Stated problem >>
Reproduce every line of the listing below without changing anything.

[Labeled region entries]

· · · · · · ·

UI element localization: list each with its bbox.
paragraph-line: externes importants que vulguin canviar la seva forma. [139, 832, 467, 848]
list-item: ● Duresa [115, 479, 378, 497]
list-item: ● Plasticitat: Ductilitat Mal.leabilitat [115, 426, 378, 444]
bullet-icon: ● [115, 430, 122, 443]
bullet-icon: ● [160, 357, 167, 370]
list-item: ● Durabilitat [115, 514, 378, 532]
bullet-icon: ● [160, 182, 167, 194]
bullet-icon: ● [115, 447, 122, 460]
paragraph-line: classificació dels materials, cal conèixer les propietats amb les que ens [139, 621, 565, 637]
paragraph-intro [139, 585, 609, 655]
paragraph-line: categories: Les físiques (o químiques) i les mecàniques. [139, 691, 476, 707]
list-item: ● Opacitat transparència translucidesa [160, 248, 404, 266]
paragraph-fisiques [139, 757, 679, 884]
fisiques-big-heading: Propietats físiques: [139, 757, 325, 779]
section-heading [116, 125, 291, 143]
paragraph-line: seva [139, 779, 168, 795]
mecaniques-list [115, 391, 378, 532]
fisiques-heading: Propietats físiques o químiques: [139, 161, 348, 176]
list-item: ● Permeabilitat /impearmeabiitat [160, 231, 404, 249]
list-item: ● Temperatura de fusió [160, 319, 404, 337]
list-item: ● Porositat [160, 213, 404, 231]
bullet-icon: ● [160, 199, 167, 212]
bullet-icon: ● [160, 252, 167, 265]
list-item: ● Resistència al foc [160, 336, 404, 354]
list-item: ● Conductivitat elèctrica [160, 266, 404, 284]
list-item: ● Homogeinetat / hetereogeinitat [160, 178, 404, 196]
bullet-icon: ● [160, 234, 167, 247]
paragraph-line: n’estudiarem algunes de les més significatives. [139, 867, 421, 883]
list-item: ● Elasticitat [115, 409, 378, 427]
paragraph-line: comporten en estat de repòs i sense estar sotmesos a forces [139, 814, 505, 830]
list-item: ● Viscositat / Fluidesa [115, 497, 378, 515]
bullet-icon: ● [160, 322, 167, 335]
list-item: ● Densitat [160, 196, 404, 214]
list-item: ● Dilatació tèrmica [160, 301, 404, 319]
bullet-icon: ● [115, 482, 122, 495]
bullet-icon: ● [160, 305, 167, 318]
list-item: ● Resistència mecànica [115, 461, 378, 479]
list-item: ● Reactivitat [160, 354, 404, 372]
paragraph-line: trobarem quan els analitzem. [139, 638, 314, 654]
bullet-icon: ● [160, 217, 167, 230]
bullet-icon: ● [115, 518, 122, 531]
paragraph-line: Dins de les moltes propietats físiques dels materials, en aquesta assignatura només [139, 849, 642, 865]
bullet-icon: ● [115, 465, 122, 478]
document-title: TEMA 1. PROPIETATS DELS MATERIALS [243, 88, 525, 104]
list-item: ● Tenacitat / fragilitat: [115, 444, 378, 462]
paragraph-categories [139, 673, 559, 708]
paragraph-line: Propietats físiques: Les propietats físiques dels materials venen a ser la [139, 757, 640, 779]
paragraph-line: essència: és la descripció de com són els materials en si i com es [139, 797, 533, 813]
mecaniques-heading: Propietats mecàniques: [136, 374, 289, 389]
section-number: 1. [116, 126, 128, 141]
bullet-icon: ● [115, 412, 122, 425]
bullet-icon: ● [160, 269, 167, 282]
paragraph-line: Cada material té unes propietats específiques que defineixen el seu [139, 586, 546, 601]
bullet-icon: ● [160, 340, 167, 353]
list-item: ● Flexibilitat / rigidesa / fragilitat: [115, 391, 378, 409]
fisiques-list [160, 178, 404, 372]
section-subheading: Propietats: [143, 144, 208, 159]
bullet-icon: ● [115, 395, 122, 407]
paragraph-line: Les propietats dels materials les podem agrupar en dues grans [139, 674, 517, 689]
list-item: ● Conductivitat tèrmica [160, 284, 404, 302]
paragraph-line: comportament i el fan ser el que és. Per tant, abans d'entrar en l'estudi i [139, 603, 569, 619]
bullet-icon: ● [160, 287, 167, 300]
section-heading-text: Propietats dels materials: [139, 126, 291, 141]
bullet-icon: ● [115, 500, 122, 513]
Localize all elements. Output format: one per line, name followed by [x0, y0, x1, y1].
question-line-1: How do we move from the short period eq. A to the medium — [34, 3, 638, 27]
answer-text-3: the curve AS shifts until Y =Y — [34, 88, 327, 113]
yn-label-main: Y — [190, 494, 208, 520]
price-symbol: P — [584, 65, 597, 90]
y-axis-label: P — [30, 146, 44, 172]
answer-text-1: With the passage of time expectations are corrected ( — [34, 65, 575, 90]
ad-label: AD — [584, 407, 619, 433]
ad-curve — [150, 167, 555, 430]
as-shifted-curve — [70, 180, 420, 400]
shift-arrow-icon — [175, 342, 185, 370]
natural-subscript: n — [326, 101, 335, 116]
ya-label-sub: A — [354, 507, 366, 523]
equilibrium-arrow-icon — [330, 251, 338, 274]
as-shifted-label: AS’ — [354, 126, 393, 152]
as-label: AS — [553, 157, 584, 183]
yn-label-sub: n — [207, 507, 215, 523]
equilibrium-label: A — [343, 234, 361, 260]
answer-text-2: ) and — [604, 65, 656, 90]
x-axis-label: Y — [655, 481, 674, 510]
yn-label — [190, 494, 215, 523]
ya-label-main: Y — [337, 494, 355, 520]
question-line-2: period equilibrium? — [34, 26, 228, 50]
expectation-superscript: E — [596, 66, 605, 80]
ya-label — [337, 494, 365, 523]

· · · · · · ·

Full output >>
UI element localization: list each with its bbox.
paragraph-line: externes importants que vulguin canviar la seva forma. [139, 832, 467, 848]
list-item: ● Duresa [115, 479, 378, 497]
list-item: ● Plasticitat: Ductilitat Mal.leabilitat [115, 426, 378, 444]
bullet-icon: ● [115, 430, 122, 443]
bullet-icon: ● [160, 357, 167, 370]
list-item: ● Durabilitat [115, 514, 378, 532]
bullet-icon: ● [160, 182, 167, 194]
bullet-icon: ● [115, 447, 122, 460]
paragraph-line: classificació dels materials, cal conèixer les propietats amb les que ens [139, 621, 565, 637]
paragraph-intro [139, 585, 609, 655]
paragraph-line: categories: Les físiques (o químiques) i les mecàniques. [139, 691, 476, 707]
list-item: ● Opacitat transparència translucidesa [160, 248, 404, 266]
paragraph-fisiques [139, 757, 679, 884]
fisiques-big-heading: Propietats físiques: [139, 757, 325, 779]
section-heading [116, 125, 291, 143]
paragraph-line: seva [139, 779, 168, 795]
mecaniques-list [115, 391, 378, 532]
fisiques-heading: Propietats físiques o químiques: [139, 161, 348, 176]
list-item: ● Permeabilitat /impearmeabiitat [160, 231, 404, 249]
list-item: ● Temperatura de fusió [160, 319, 404, 337]
list-item: ● Porositat [160, 213, 404, 231]
bullet-icon: ● [160, 199, 167, 212]
bullet-icon: ● [160, 252, 167, 265]
list-item: ● Resistència al foc [160, 336, 404, 354]
list-item: ● Conductivitat elèctrica [160, 266, 404, 284]
list-item: ● Homogeinetat / hetereogeinitat [160, 178, 404, 196]
bullet-icon: ● [160, 234, 167, 247]
paragraph-line: n’estudiarem algunes de les més significatives. [139, 867, 421, 883]
list-item: ● Elasticitat [115, 409, 378, 427]
paragraph-line: comporten en estat de repòs i sense estar sotmesos a forces [139, 814, 505, 830]
list-item: ● Viscositat / Fluidesa [115, 497, 378, 515]
bullet-icon: ● [160, 322, 167, 335]
list-item: ● Densitat [160, 196, 404, 214]
list-item: ● Dilatació tèrmica [160, 301, 404, 319]
bullet-icon: ● [115, 482, 122, 495]
bullet-icon: ● [160, 305, 167, 318]
list-item: ● Resistència mecànica [115, 461, 378, 479]
list-item: ● Reactivitat [160, 354, 404, 372]
paragraph-line: trobarem quan els analitzem. [139, 638, 314, 654]
bullet-icon: ● [160, 217, 167, 230]
bullet-icon: ● [115, 518, 122, 531]
paragraph-line: Dins de les moltes propietats físiques dels materials, en aquesta assignatura només [139, 849, 642, 865]
bullet-icon: ● [115, 465, 122, 478]
document-title: TEMA 1. PROPIETATS DELS MATERIALS [243, 88, 525, 104]
list-item: ● Tenacitat / fragilitat: [115, 444, 378, 462]
paragraph-categories [139, 673, 559, 708]
paragraph-line: Propietats físiques: Les propietats físiques dels materials venen a ser la [139, 757, 640, 779]
paragraph-line: essència: és la descripció de com són els materials en si i com es [139, 797, 533, 813]
mecaniques-heading: Propietats mecàniques: [136, 374, 289, 389]
section-number: 1. [116, 126, 128, 141]
bullet-icon: ● [115, 412, 122, 425]
bullet-icon: ● [160, 269, 167, 282]
paragraph-line: Cada material té unes propietats específiques que defineixen el seu [139, 586, 546, 601]
bullet-icon: ● [160, 340, 167, 353]
list-item: ● Flexibilitat / rigidesa / fragilitat: [115, 391, 378, 409]
fisiques-list [160, 178, 404, 372]
section-subheading: Propietats: [143, 144, 208, 159]
bullet-icon: ● [115, 395, 122, 407]
paragraph-line: Les propietats dels materials les podem agrupar en dues grans [139, 674, 517, 689]
list-item: ● Conductivitat tèrmica [160, 284, 404, 302]
paragraph-line: comportament i el fan ser el que és. Per tant, abans d'entrar en l'estudi i [139, 603, 569, 619]
bullet-icon: ● [160, 287, 167, 300]
section-heading-text: Propietats dels materials: [139, 126, 291, 141]
bullet-icon: ● [115, 500, 122, 513]
Localize all elements. Output format: one per line, name followed by [x0, y0, x1, y1].
question-line-1: How do we move from the short period eq. A to the medium — [34, 3, 638, 27]
answer-text-3: the curve AS shifts until Y =Y — [34, 88, 327, 113]
yn-label-main: Y — [190, 494, 208, 520]
price-symbol: P — [584, 65, 597, 90]
y-axis-label: P — [30, 146, 44, 172]
answer-text-1: With the passage of time expectations are corrected ( — [34, 65, 575, 90]
ad-label: AD — [584, 407, 619, 433]
ad-curve — [150, 167, 555, 430]
as-shifted-curve — [70, 180, 420, 400]
shift-arrow-icon — [175, 342, 185, 370]
natural-subscript: n — [326, 101, 335, 116]
ya-label-sub: A — [354, 507, 366, 523]
equilibrium-arrow-icon — [330, 251, 338, 274]
as-shifted-label: AS’ — [354, 126, 393, 152]
as-label: AS — [553, 157, 584, 183]
yn-label-sub: n — [207, 507, 215, 523]
equilibrium-label: A — [343, 234, 361, 260]
answer-text-2: ) and — [604, 65, 656, 90]
x-axis-label: Y — [655, 481, 674, 510]
yn-label — [190, 494, 215, 523]
ya-label-main: Y — [337, 494, 355, 520]
question-line-2: period equilibrium? — [34, 26, 228, 50]
expectation-superscript: E — [596, 66, 605, 80]
ya-label — [337, 494, 365, 523]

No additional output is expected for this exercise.